Il dehoniano vive un rapporto intimo di contemplazione del Padre. La relazione col Padre è il paesaggio dell’anima dehoniana, la sua casa, la sua dimensione più vera e realizzante, la sua identità profonda.

Giovanni, nel prologo del suo vangelo,1 definisce il Figlio in quanto tale solo in relazione al Padre. “In principio era il Verbo... E il Verbo era presso Dio”. In greco l’espressione indica un essere rivolto a, un essere faccia a faccia col Padre, l’avere il Padre come termine ultimo di riferimento, senza il quale ogni cosa, ma direi il Figlio stesso, mancherebbe di senso.

Ritorniamo ai vangeli.

Gesù fa ogni cosa nel nome del Padre, lo chiama confidenzialmente con termini infantili, insegna a chiamarlo con questo nome, ne canta le misericordie, l’amore, l’intimità: “Il Padre ama il Figlio e gli ha dato in mano ogni cosa...”; “Io in loro e tu in me, perché siano perfetti nell’unità e il mondo sappia che tu mi hai mandato e li hai amati come hai amato me”.2

Il Figlio rivela l’atteggiamento dei figli. L’uomo dehoniano è colui che sperimenta, prega e vive questo rapporto di tenera confidenza col Padre.

I profeti avevano già avvertito il senso originario della predilezione divina. Leone Dehon è con loro quando coglie nell’amore la cifra di questa elezione.

Tutta la storia del Primo Testamento è la storia di una ricerca appassionata dell’amata da parte dell’amante. Valga per tutti la splendida lezione del Cantico. Non a caso è il libro più vicino alla sensibilità umana nel parlare d’amore.

Ma si sprecano le pagine che cantano la fedeltà incondizionata, l’appartarsi di Dio con l’uomo, la sua progressiva, struggente educazione all’amore di un popolo che nega e tradisce, la compagnia testarda come può esserlo solo chi non sa fare a meno di colui che ama.

Forse è proprio per questo che chi ha raccolto i testi sacri ha posto tra le primissime immagini quella bellissima di Dio che, dopo aver creato, passeggia nel giardino. È un Dio che cerca l’uomo. Il suo grido: “Dove sei?”3 risuona ancora nel cuore di ogni Adamo del mondo, perso dietro le immagini sfolgoranti di improbabili successi, dietro l’apparente appagamento del denaro e delle cose, dietro l’inganno di bastare a se stesso.4

Penso che il dehoniano debba essere nel mondo colui che ripropone la meraviglia di un Dio che insegue l’uomo, l’uomo dell’alleanza sponsale col Dio-amore, colui per il quale nulla ha senso se non appartiene intimamente a quell’essere faccia a faccia col Padre, colui che realizza il proprio “essere-immagine-di-Dio” divenendo trasparente riflesso della sua gloria.

È nello sguardo del Padre che questo rapporto si realizza, nel lasciarsi scrutare da chi ci conosce nel profondo e sperimenta di noi le zone più nascoste anche a noi stessi.5

L’abbraccio benedicente del Padre diventa lo spazio della possibilità umana: tutto ciò che siamo lo siamo unicamente in virtù di questo abbraccio.

(Materiale di partenza)
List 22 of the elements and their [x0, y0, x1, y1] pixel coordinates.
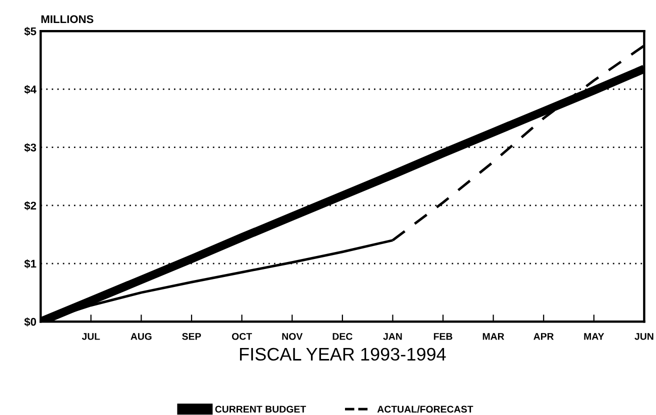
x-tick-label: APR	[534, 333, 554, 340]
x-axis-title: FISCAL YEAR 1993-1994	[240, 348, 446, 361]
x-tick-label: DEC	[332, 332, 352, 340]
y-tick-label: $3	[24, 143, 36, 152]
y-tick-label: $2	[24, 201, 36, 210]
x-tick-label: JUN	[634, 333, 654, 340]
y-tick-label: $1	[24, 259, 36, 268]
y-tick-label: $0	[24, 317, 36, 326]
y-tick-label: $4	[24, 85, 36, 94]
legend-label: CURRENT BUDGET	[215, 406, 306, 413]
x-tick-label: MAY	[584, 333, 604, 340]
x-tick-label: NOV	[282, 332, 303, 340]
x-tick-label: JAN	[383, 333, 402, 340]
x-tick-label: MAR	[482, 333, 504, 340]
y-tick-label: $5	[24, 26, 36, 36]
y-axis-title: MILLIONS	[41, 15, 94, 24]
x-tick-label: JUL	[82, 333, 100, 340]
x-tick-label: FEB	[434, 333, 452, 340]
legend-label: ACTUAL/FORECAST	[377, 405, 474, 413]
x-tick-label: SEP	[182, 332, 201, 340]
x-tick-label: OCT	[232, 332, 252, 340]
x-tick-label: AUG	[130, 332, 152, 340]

Consegna:
Riporti fedelmente il passo del testo sulla spiritualità dehoniana che inizia con "I profeti avevano" e termina con "colui che ama.". Il materiale non ha alcun ruolo in questo esercizio.

Svolgimento:
I profeti avevano già avvertito il senso originario della predilezione divina. Leone Dehon è con loro quando coglie nell’amore la cifra di questa elezione.

Tutta la storia del Primo Testamento è la storia di una ricerca appassionata dell’amata da parte dell’amante. Valga per tutti la splendida lezione del Cantico. Non a caso è il libro più vicino alla sensibilità umana nel parlare d’amore.

Ma si sprecano le pagine che cantano la fedeltà incondizionata, l’appartarsi di Dio con l’uomo, la sua progressiva, struggente educazione all’amore di un popolo che nega e tradisce, la compagnia testarda come può esserlo solo chi non sa fare a meno di colui che ama.